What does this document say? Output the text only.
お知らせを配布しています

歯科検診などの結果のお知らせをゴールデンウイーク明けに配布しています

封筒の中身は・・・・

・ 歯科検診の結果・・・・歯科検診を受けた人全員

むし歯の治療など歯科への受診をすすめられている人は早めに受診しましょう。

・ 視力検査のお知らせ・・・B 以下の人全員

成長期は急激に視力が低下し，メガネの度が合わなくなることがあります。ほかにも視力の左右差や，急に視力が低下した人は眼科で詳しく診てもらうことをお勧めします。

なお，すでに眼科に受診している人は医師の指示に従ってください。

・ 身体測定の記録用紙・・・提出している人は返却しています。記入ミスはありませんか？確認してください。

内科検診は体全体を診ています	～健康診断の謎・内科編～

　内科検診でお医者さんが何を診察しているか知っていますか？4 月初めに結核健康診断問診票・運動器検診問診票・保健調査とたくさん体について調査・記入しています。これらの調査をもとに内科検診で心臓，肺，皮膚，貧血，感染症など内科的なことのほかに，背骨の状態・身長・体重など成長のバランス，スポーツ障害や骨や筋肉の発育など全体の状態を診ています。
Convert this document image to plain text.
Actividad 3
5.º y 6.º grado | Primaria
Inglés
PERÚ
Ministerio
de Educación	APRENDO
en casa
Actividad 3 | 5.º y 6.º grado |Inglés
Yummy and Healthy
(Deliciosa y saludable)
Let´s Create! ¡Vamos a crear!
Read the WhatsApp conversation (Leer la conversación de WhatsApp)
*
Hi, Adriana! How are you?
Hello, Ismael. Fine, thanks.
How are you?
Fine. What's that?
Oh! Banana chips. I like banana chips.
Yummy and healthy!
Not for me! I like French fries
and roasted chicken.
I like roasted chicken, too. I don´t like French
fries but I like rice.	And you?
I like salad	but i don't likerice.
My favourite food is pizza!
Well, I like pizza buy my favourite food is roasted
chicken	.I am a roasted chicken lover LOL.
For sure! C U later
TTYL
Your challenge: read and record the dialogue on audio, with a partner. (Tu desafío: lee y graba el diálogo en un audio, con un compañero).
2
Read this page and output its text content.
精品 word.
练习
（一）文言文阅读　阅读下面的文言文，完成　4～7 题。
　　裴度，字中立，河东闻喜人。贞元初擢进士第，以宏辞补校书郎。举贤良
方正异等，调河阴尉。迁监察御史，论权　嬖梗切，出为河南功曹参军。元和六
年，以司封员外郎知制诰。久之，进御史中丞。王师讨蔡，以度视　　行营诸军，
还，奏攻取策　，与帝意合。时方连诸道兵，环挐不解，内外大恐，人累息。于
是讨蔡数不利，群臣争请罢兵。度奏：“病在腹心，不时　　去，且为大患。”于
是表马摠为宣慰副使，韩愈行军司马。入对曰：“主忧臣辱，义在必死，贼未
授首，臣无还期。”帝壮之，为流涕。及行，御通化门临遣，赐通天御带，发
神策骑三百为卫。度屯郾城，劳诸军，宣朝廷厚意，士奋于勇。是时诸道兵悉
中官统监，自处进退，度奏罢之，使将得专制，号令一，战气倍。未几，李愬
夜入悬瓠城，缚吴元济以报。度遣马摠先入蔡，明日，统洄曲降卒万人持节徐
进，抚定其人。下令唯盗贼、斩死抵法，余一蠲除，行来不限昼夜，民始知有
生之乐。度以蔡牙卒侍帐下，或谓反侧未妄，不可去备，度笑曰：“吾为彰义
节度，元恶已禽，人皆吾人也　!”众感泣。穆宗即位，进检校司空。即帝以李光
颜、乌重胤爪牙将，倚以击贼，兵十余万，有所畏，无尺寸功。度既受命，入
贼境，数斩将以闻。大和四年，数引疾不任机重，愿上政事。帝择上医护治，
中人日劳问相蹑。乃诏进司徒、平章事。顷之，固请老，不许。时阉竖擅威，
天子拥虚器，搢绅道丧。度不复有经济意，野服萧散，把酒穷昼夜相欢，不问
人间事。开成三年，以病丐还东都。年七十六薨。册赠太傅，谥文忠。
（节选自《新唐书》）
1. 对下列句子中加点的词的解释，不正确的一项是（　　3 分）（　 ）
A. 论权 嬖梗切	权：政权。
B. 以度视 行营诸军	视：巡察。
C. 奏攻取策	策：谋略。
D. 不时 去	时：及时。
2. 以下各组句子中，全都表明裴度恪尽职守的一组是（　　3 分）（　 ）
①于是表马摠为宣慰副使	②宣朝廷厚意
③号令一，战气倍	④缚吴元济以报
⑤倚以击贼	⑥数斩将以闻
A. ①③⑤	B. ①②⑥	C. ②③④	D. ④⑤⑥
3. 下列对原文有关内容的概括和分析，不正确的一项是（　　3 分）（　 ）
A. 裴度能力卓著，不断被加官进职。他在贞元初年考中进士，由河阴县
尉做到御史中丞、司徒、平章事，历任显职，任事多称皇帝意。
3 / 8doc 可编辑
******
▶ _Given request_
Every entry above needs to be quoted exactly.

▶ _Output for this exercise_
What does this document say? Output the text only.
お知らせを配布しています

歯科検診などの結果のお知らせをゴールデンウイーク明けに配布しています

封筒の中身は・・・・

・ 歯科検診の結果・・・・歯科検診を受けた人全員

むし歯の治療など歯科への受診をすすめられている人は早めに受診しましょう。

・ 視力検査のお知らせ・・・B 以下の人全員

成長期は急激に視力が低下し，メガネの度が合わなくなることがあります。ほかにも視力の左右差や，急に視力が低下した人は眼科で詳しく診てもらうことをお勧めします。

なお，すでに眼科に受診している人は医師の指示に従ってください。

・ 身体測定の記録用紙・・・提出している人は返却しています。記入ミスはありませんか？確認してください。

内科検診は体全体を診ています	～健康診断の謎・内科編～

　内科検診でお医者さんが何を診察しているか知っていますか？4 月初めに結核健康診断問診票・運動器検診問診票・保健調査とたくさん体について調査・記入しています。これらの調査をもとに内科検診で心臓，肺，皮膚，貧血，感染症など内科的なことのほかに，背骨の状態・身長・体重など成長のバランス，スポーツ障害や骨や筋肉の発育など全体の状態を診ています。
Convert this document image to plain text.
Actividad 3
5.º y 6.º grado | Primaria
Inglés
PERÚ
Ministerio
de Educación	APRENDO
en casa
Actividad 3 | 5.º y 6.º grado |Inglés
Yummy and Healthy
(Deliciosa y saludable)
Let´s Create! ¡Vamos a crear!
Read the WhatsApp conversation (Leer la conversación de WhatsApp)
*
Hi, Adriana! How are you?
Hello, Ismael. Fine, thanks.
How are you?
Fine. What's that?
Oh! Banana chips. I like banana chips.
Yummy and healthy!
Not for me! I like French fries
and roasted chicken.
I like roasted chicken, too. I don´t like French
fries but I like rice.	And you?
I like salad	but i don't likerice.
My favourite food is pizza!
Well, I like pizza buy my favourite food is roasted
chicken	.I am a roasted chicken lover LOL.
For sure! C U later
TTYL
Your challenge: read and record the dialogue on audio, with a partner. (Tu desafío: lee y graba el diálogo en un audio, con un compañero).
2
Read this page and output its text content.
精品 word.
练习
（一）文言文阅读　阅读下面的文言文，完成　4～7 题。
　　裴度，字中立，河东闻喜人。贞元初擢进士第，以宏辞补校书郎。举贤良
方正异等，调河阴尉。迁监察御史，论权　嬖梗切，出为河南功曹参军。元和六
年，以司封员外郎知制诰。久之，进御史中丞。王师讨蔡，以度视　　行营诸军，
还，奏攻取策　，与帝意合。时方连诸道兵，环挐不解，内外大恐，人累息。于
是讨蔡数不利，群臣争请罢兵。度奏：“病在腹心，不时　　去，且为大患。”于
是表马摠为宣慰副使，韩愈行军司马。入对曰：“主忧臣辱，义在必死，贼未
授首，臣无还期。”帝壮之，为流涕。及行，御通化门临遣，赐通天御带，发
神策骑三百为卫。度屯郾城，劳诸军，宣朝廷厚意，士奋于勇。是时诸道兵悉
中官统监，自处进退，度奏罢之，使将得专制，号令一，战气倍。未几，李愬
夜入悬瓠城，缚吴元济以报。度遣马摠先入蔡，明日，统洄曲降卒万人持节徐
进，抚定其人。下令唯盗贼、斩死抵法，余一蠲除，行来不限昼夜，民始知有
生之乐。度以蔡牙卒侍帐下，或谓反侧未妄，不可去备，度笑曰：“吾为彰义
节度，元恶已禽，人皆吾人也　!”众感泣。穆宗即位，进检校司空。即帝以李光
颜、乌重胤爪牙将，倚以击贼，兵十余万，有所畏，无尺寸功。度既受命，入
贼境，数斩将以闻。大和四年，数引疾不任机重，愿上政事。帝择上医护治，
中人日劳问相蹑。乃诏进司徒、平章事。顷之，固请老，不许。时阉竖擅威，
天子拥虚器，搢绅道丧。度不复有经济意，野服萧散，把酒穷昼夜相欢，不问
人间事。开成三年，以病丐还东都。年七十六薨。册赠太傅，谥文忠。
（节选自《新唐书》）
1. 对下列句子中加点的词的解释，不正确的一项是（　　3 分）（　 ）
A. 论权 嬖梗切	权：政权。
B. 以度视 行营诸军	视：巡察。
C. 奏攻取策	策：谋略。
D. 不时 去	时：及时。
2. 以下各组句子中，全都表明裴度恪尽职守的一组是（　　3 分）（　 ）
①于是表马摠为宣慰副使	②宣朝廷厚意
③号令一，战气倍	④缚吴元济以报
⑤倚以击贼	⑥数斩将以闻
A. ①③⑤	B. ①②⑥	C. ②③④	D. ④⑤⑥
3. 下列对原文有关内容的概括和分析，不正确的一项是（　　3 分）（　 ）
A. 裴度能力卓著，不断被加官进职。他在贞元初年考中进士，由河阴县
尉做到御史中丞、司徒、平章事，历任显职，任事多称皇帝意。
3 / 8doc 可编辑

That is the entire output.